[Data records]
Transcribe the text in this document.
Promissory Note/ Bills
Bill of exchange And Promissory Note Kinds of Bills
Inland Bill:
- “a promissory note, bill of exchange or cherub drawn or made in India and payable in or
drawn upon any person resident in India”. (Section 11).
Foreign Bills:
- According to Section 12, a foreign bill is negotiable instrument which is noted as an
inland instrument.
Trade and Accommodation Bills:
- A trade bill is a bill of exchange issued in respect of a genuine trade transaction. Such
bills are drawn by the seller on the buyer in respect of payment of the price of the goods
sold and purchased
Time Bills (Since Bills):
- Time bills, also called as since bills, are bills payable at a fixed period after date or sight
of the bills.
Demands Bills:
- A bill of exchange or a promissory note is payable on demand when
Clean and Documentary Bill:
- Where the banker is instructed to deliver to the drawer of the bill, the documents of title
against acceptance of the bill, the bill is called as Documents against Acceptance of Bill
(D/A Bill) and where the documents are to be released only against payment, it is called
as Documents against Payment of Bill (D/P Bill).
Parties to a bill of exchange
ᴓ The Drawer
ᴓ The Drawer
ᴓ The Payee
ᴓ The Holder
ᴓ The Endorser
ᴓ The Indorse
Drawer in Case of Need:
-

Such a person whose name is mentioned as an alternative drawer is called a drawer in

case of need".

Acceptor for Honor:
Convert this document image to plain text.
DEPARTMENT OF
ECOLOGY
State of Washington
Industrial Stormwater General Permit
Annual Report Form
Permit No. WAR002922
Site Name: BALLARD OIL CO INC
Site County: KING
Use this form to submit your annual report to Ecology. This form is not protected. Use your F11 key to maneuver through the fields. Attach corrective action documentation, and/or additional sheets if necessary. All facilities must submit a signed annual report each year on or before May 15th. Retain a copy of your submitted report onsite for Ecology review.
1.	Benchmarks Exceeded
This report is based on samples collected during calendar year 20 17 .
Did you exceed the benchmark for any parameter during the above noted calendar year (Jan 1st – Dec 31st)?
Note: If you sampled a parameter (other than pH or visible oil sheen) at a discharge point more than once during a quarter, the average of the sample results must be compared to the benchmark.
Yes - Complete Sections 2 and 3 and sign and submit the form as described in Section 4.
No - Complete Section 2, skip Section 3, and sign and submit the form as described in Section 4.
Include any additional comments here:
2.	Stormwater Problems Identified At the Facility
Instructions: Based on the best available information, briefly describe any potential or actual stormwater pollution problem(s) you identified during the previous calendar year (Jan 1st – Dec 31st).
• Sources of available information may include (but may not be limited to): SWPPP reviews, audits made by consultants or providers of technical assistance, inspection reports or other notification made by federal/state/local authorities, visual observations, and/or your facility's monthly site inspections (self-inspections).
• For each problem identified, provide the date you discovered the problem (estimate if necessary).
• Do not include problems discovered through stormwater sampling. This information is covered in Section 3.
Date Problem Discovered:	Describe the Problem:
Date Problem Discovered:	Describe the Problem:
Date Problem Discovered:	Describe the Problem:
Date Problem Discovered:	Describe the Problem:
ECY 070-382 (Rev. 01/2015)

**WHAT NEEDS TO BE DONE**:
Only the number is needed: state how many lines in the listing contain "year".

**EXERCISE SOLUTION**:
4